**Given request**
From the entries below, copy every line that holds the word "выгрузки".

Extracted data entries
'''

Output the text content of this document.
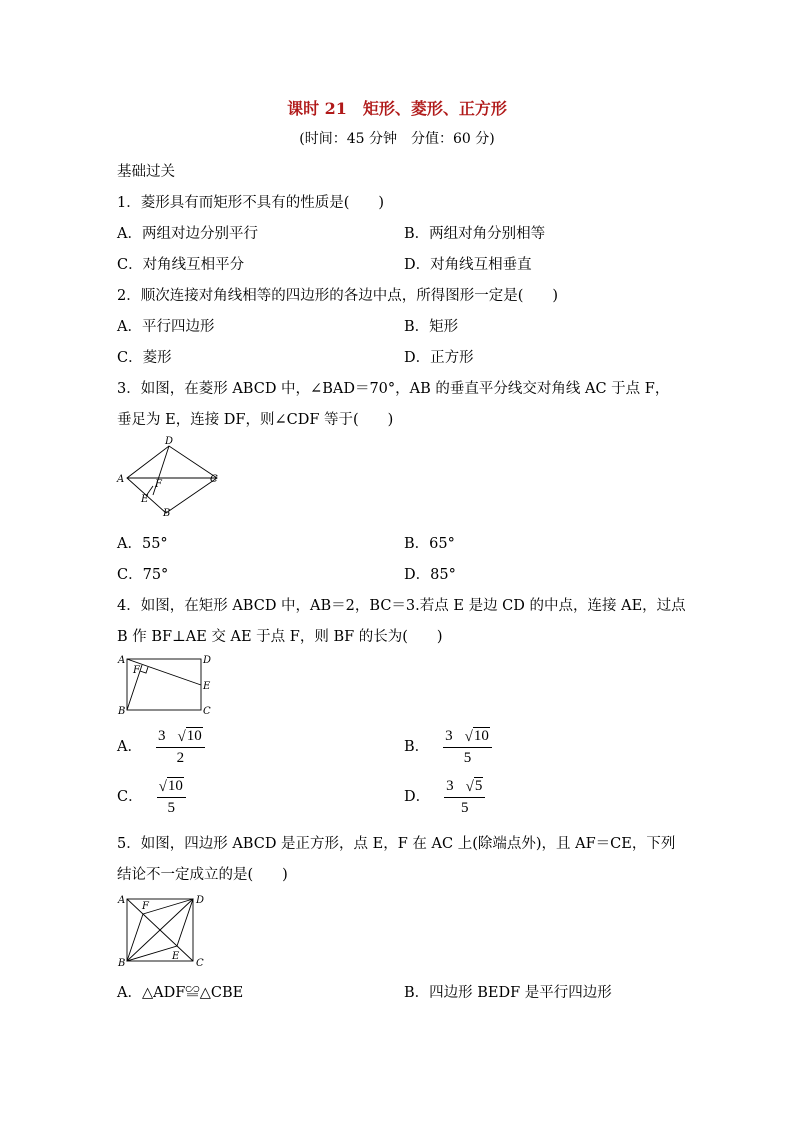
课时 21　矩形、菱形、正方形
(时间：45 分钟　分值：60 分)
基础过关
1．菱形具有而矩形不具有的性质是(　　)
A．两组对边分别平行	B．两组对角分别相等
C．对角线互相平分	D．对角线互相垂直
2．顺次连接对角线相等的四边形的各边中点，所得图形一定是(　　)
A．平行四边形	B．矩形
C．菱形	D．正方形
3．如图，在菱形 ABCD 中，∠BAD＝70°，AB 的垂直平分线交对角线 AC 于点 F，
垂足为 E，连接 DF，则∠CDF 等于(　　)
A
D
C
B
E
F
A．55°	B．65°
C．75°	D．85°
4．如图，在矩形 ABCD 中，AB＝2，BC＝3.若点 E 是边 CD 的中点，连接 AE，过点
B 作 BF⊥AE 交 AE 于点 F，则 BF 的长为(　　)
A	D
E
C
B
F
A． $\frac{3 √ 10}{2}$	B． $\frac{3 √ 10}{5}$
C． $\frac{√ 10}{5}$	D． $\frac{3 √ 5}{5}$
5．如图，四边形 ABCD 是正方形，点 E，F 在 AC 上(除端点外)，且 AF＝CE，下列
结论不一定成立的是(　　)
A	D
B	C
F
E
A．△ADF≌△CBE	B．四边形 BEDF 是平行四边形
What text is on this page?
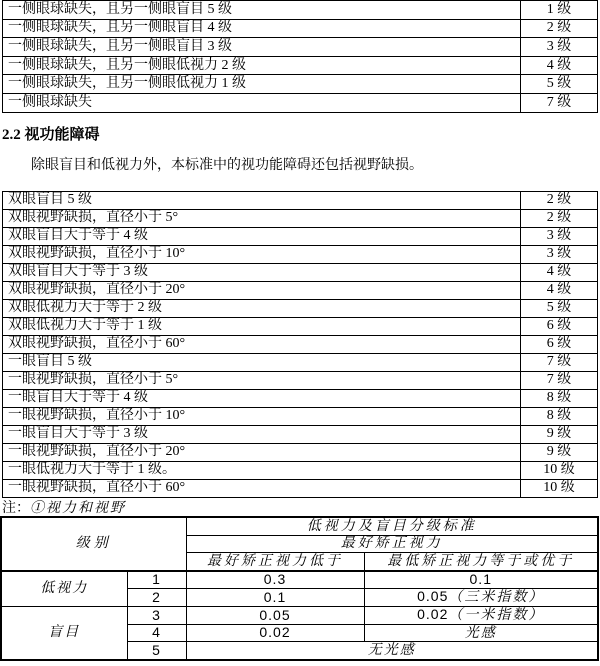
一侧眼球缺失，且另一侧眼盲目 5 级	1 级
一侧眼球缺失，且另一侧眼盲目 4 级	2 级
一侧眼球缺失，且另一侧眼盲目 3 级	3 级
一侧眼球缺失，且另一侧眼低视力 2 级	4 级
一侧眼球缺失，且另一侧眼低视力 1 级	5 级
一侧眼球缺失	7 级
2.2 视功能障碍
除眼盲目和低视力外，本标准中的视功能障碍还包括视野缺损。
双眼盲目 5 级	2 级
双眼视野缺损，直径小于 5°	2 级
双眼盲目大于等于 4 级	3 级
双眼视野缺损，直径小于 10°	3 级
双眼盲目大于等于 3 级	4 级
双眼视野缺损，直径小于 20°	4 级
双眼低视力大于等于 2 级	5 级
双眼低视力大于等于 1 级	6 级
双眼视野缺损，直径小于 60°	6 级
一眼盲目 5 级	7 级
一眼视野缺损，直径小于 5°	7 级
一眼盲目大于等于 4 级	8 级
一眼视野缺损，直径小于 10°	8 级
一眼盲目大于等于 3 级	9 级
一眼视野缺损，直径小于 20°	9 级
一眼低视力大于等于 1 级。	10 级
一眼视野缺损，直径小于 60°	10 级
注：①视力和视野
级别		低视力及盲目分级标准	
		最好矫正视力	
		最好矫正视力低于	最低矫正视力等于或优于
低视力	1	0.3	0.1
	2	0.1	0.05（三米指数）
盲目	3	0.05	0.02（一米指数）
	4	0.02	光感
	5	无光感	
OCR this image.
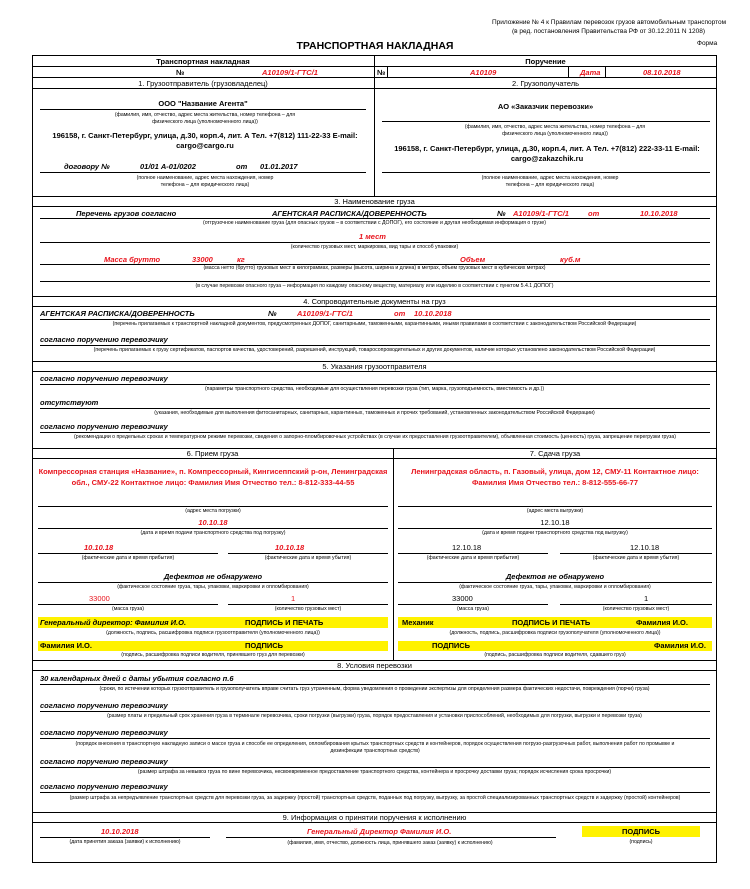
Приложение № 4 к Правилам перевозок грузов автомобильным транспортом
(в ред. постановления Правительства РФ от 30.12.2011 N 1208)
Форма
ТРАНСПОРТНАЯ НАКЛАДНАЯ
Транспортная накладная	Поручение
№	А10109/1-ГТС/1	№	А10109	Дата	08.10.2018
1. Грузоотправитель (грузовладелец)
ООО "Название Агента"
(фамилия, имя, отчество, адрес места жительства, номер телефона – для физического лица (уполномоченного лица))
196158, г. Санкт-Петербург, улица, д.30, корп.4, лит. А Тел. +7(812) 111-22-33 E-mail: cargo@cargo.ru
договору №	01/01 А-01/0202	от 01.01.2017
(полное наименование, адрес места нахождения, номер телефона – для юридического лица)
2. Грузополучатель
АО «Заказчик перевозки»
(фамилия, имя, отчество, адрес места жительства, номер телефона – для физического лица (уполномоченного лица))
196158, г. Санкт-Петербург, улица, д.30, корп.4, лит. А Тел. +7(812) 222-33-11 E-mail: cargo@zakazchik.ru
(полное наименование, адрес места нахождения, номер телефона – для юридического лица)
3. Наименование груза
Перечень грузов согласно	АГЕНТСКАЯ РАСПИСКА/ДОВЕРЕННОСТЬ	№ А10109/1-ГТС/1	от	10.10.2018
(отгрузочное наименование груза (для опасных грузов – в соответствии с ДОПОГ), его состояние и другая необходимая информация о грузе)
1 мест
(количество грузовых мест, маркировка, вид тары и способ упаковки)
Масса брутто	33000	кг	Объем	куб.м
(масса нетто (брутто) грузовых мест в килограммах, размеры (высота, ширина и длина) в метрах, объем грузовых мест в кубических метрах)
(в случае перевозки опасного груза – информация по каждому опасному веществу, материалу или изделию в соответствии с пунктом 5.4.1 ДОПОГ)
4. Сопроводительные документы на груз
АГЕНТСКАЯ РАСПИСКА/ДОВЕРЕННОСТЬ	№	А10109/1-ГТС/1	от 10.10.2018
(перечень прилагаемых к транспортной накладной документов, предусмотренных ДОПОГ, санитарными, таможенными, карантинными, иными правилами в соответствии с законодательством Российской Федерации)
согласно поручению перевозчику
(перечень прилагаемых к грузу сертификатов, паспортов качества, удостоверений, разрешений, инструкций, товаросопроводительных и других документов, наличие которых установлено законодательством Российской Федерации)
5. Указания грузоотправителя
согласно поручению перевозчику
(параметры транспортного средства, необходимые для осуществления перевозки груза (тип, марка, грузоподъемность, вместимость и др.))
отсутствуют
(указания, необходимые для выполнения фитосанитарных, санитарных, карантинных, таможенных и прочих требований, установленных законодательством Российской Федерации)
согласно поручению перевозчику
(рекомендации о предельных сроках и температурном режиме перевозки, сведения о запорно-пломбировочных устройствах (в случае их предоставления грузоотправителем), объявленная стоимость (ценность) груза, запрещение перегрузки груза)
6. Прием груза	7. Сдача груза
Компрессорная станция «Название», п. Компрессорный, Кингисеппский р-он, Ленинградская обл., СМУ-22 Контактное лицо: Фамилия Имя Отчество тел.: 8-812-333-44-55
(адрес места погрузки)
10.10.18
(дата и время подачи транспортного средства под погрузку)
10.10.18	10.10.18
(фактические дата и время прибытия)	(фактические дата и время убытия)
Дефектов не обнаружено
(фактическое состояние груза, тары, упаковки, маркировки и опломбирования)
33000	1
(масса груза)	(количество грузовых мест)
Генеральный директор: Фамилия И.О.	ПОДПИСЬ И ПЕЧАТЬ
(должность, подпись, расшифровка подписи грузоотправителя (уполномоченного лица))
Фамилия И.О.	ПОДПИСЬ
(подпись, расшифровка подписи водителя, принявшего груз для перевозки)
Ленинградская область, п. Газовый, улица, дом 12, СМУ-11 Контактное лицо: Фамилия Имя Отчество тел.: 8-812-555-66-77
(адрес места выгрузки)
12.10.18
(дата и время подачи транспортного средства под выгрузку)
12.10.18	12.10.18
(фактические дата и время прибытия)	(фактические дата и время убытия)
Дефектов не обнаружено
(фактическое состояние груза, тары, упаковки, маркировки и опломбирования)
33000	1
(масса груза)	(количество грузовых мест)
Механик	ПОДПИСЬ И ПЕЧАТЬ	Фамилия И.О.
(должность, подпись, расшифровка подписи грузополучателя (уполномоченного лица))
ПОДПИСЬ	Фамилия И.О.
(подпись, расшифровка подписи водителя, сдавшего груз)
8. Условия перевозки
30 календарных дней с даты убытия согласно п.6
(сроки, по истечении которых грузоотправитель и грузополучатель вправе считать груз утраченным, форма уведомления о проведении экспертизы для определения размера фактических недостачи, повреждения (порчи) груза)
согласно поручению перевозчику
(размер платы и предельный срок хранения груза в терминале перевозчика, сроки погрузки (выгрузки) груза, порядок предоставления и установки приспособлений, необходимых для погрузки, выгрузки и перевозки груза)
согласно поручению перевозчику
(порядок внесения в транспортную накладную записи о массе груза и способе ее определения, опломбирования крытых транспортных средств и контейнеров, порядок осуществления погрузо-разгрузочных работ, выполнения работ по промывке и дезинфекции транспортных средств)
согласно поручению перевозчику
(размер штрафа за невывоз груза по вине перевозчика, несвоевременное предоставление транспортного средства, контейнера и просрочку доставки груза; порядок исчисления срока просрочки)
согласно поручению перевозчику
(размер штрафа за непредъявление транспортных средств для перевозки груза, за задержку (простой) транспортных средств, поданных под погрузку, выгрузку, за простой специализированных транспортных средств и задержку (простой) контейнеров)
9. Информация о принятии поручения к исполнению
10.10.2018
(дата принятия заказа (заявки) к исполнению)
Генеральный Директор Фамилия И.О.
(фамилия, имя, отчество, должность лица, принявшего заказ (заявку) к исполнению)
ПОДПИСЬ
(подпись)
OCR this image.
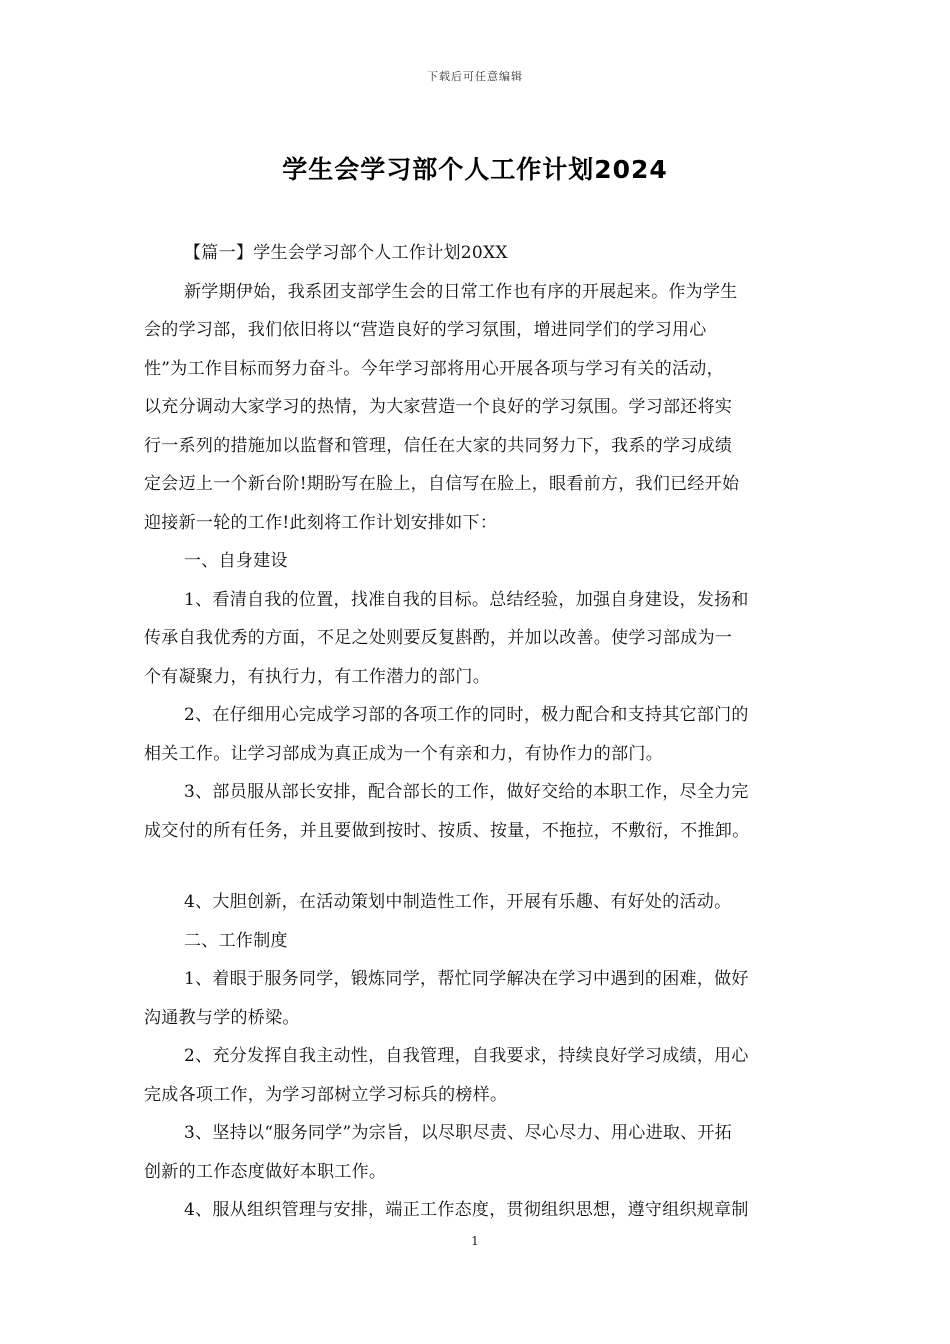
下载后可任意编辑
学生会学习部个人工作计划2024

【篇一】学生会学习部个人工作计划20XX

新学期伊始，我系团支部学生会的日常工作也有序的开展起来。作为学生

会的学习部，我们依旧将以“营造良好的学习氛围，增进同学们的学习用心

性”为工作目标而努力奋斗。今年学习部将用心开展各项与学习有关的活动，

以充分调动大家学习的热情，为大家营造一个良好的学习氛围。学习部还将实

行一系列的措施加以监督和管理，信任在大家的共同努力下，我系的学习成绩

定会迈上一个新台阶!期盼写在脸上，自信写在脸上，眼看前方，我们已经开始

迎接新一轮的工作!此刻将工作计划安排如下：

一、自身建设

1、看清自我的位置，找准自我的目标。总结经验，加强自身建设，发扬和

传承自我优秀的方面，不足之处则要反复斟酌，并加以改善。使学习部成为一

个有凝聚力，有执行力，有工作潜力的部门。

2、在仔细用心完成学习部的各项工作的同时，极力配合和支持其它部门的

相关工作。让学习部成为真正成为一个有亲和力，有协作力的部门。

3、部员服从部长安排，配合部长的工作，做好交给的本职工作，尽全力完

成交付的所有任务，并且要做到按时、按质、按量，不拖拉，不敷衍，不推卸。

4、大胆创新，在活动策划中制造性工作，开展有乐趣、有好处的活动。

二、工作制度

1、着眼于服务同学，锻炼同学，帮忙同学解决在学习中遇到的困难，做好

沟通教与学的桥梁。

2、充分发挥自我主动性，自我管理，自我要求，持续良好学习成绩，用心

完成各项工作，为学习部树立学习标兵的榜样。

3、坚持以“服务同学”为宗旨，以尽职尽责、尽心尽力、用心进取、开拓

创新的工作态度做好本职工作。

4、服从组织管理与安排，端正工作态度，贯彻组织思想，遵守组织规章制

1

'''

**Exercise response**
(адрес места выгрузки)
(размер платы и предельный срок хранения груза в терминале перевозчика, сроки погрузки (выгрузки) груза, порядок предоставления и установки приспособлений, необходимых для погрузки, выгрузки и перевозки груза)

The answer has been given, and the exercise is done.